Problem to solve: Narrow the data below down to the lines containing "Analysis".

Given data:
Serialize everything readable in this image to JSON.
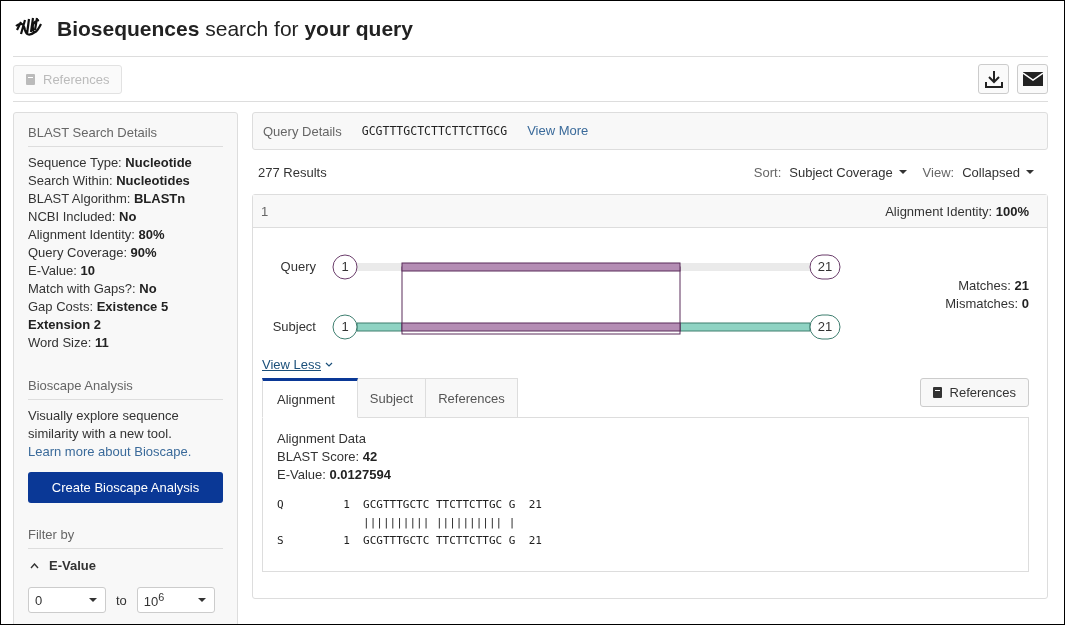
{
  "header": {
    "title": "**Biosequences** search for **your query**"
  },
  "toolbar": {
    "references_button": {
      "label": "References",
      "disabled": true
    }
  },
  "sidebar": {
    "details_title": "BLAST Search Details",
    "details": [
      {
        "label": "Sequence Type:",
        "value": "Nucleotide"
      },
      {
        "label": "Search Within:",
        "value": "Nucleotides"
      },
      {
        "label": "BLAST Algorithm:",
        "value": "BLASTn"
      },
      {
        "label": "NCBI Included:",
        "value": "No"
      },
      {
        "label": "Alignment Identity:",
        "value": "80%"
      },
      {
        "label": "Query Coverage:",
        "value": "90%"
      },
      {
        "label": "E-Value:",
        "value": "10"
      },
      {
        "label": "Match with Gaps?:",
        "value": "No"
      },
      {
        "label": "Gap Costs:",
        "value": "Existence 5 Extension 2"
      },
      {
        "label": "Word Size:",
        "value": "11"
      }
    ],
    "bioscape_title": "Bioscape Analysis",
    "bioscape_text": "Visually explore sequence similarity with a new tool.",
    "bioscape_link": "Learn more about Bioscape.",
    "bioscape_button": "Create Bioscape Analysis",
    "filter_title": "Filter by",
    "filter": {
      "label": "E-Value",
      "expanded": true,
      "from": "0",
      "to_label": "to",
      "to": "10$^{6}$"
    }
  },
  "query_details": {
    "label": "Query Details",
    "sequence": "GCGTTTGCTCTTCTTCTTGCG",
    "link": "View More"
  },
  "results": {
    "count": "277 Results",
    "sort_label": "Sort:",
    "sort_value": "Subject Coverage",
    "view_label": "View:",
    "view_value": "Collapsed"
  },
  "result": {
    "index": "1",
    "identity_label": "Alignment Identity:",
    "identity_value": "100%",
    "graphic": {
      "query_label": "Query",
      "subject_label": "Subject",
      "query_start": "1",
      "query_end": "21",
      "subject_start": "1",
      "subject_end": "21"
    },
    "stats": [
      {
        "label": "Matches:",
        "value": "21"
      },
      {
        "label": "Mismatches:",
        "value": "0"
      }
    ],
    "view_less": "View Less",
    "tabs": [
      {
        "label": "Alignment",
        "selected": true
      },
      {
        "label": "Subject",
        "selected": false
      },
      {
        "label": "References",
        "selected": false
      }
    ],
    "references_button": "References",
    "alignment_title": "Alignment Data",
    "alignment_stats": [
      {
        "label": "BLAST Score:",
        "value": "42"
      },
      {
        "label": "E-Value:",
        "value": "0.0127594"
      }
    ],
    "alignment_lines": [
      "Q         1  GCGTTTGCTC TTCTTCTTGC G  21",
      "             |||||||||| |||||||||| |",
      "S         1  GCGTTTGCTC TTCTTCTTGC G  21"
    ]
  }
}
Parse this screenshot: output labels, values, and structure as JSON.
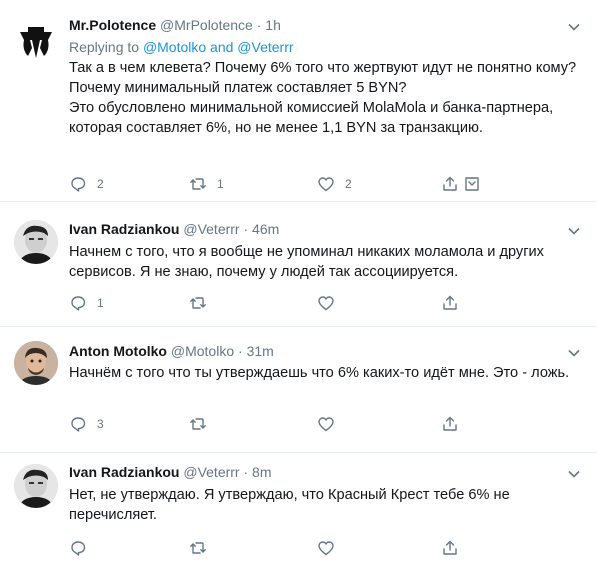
{
  "tweets": [
    {
      "name": "Mr.Polotence",
      "handle": "@MrPolotence",
      "sep": "·",
      "time": "1h",
      "replying_prefix": "Replying to",
      "replying_users": "@Motolko and @Veterrr",
      "lines": [
        "Так а в чем клевета? Почему 6% того что жертвуют идут не понятно кому?",
        "Почему минимальный платеж составляет 5 BYN?",
        "Это обусловлено минимальной комиссией MolaMola и банка-партнера, которая составляет 6%, но не менее 1,1 BYN за транзакцию."
      ],
      "reply_count": "2",
      "retweet_count": "1",
      "like_count": "2"
    },
    {
      "name": "Ivan Radziankou",
      "handle": "@Veterrr",
      "sep": "·",
      "time": "46m",
      "lines": [
        "Начнем с того, что я вообще не упоминал никаких моламола и других сервисов. Я не знаю, почему у людей так ассоциируется."
      ],
      "reply_count": "1",
      "retweet_count": "",
      "like_count": ""
    },
    {
      "name": "Anton Motolko",
      "handle": "@Motolko",
      "sep": "·",
      "time": "31m",
      "lines": [
        "Начнём с того что ты утверждаешь что 6% каких-то идёт мне. Это - ложь."
      ],
      "reply_count": "3",
      "retweet_count": "",
      "like_count": ""
    },
    {
      "name": "Ivan Radziankou",
      "handle": "@Veterrr",
      "sep": "·",
      "time": "8m",
      "lines": [
        "Нет, не утверждаю. Я утверждаю, что Красный Крест тебе 6% не перечисляет."
      ],
      "reply_count": "",
      "retweet_count": "",
      "like_count": ""
    }
  ]
}
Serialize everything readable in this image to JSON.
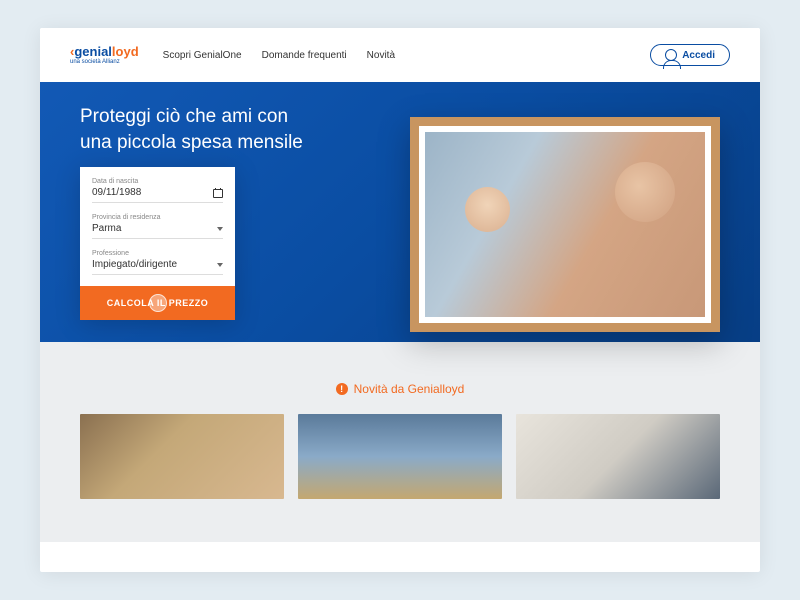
{
  "brand": {
    "name": "genialloyd",
    "sub": "una società Allianz"
  },
  "nav": {
    "items": [
      "Scopri GenialOne",
      "Domande frequenti",
      "Novità"
    ]
  },
  "login": {
    "label": "Accedi"
  },
  "hero": {
    "title": "Proteggi ciò che ami con una piccola spesa mensile"
  },
  "form": {
    "birth": {
      "label": "Data di nascita",
      "value": "09/11/1988"
    },
    "province": {
      "label": "Provincia di residenza",
      "value": "Parma"
    },
    "profession": {
      "label": "Professione",
      "value": "Impiegato/dirigente"
    },
    "cta": "CALCOLA IL PREZZO"
  },
  "news": {
    "title": "Novità da Genialloyd"
  }
}
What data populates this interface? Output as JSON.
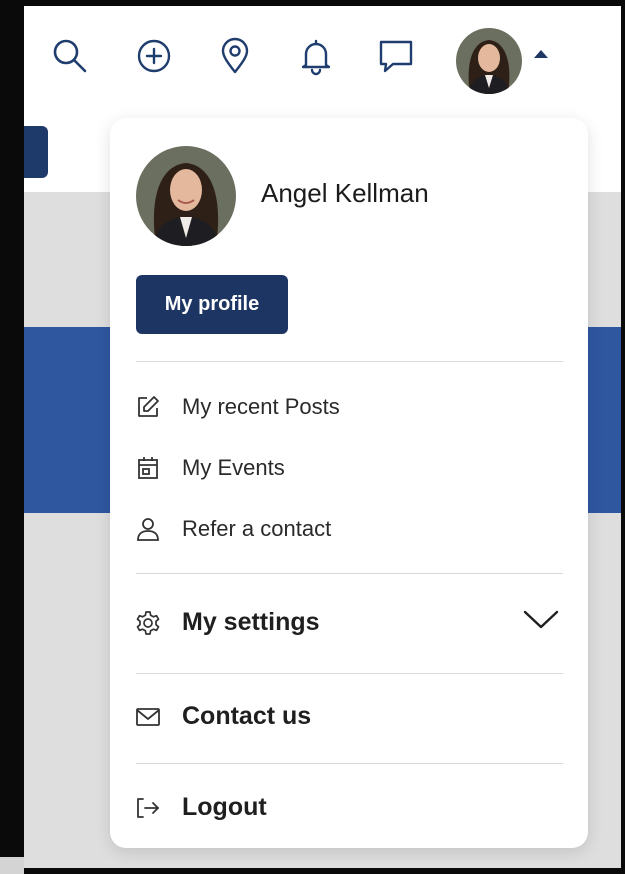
{
  "topbar": {
    "icons": [
      "search-icon",
      "add-circle-icon",
      "location-pin-icon",
      "bell-icon",
      "chat-icon"
    ],
    "accent": "#1f3d6e"
  },
  "profile_menu": {
    "user_name": "Angel Kellman",
    "profile_button": "My profile",
    "items": [
      {
        "label": "My recent Posts",
        "icon": "edit-icon"
      },
      {
        "label": "My Events",
        "icon": "calendar-icon"
      },
      {
        "label": "Refer a contact",
        "icon": "person-icon"
      }
    ],
    "settings": {
      "label": "My settings",
      "icon": "gear-icon",
      "toggle_icon": "chevron-down-icon"
    },
    "contact": {
      "label": "Contact us",
      "icon": "envelope-icon"
    },
    "logout": {
      "label": "Logout",
      "icon": "logout-icon"
    }
  },
  "colors": {
    "button_bg": "#1d3563",
    "banner_blue": "#2f57a0",
    "page_grey": "#dedede",
    "icon_blue": "#1f3d6e"
  }
}
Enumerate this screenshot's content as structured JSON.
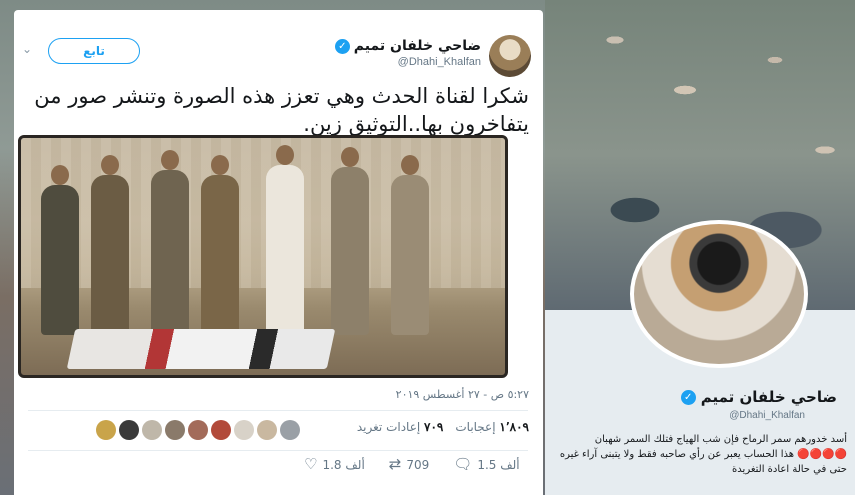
{
  "tweet": {
    "author_name": "ضاحي خلفان تميم",
    "author_handle": "@Dhahi_Khalfan",
    "follow_label": "تابع",
    "text": "شكرا لقناة الحدث وهي تعزز هذه الصورة وتنشر صور من يتفاخرون بها..التوثيق زين.",
    "timestamp": "٥:٢٧ ص - ٢٧ أغسطس ٢٠١٩",
    "retweets_count": "٧٠٩",
    "retweets_label": "إعادات تغريد",
    "likes_count": "١٬٨٠٩",
    "likes_label": "إعجابات",
    "reply_count": "1.5 ألف",
    "retweet_action_count": "709",
    "like_action_count": "1.8 ألف"
  },
  "profile": {
    "name": "ضاحي خلفان تميم",
    "handle": "@Dhahi_Khalfan",
    "bio": "أسد خدورهم سمر الرماح فإن شب الهياج فتلك السمر شهبان 🔴🔴🔴🔴 هذا الحساب يعبر عن رأي صاحبه فقط ولا يتبنى آراء غيره حتى في حالة اعادة التغريدة"
  },
  "icons": {
    "verified": "verified-badge-icon",
    "chevron": "chevron-down-icon",
    "reply": "reply-icon",
    "retweet": "retweet-icon",
    "like": "heart-icon"
  },
  "colors": {
    "accent": "#1da1f2",
    "text": "#14171a",
    "muted": "#657786"
  }
}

Solved exercise:
    "bioscape_title": "Bioscape Analysis",
    "bioscape_button": "Create Bioscape Analysis",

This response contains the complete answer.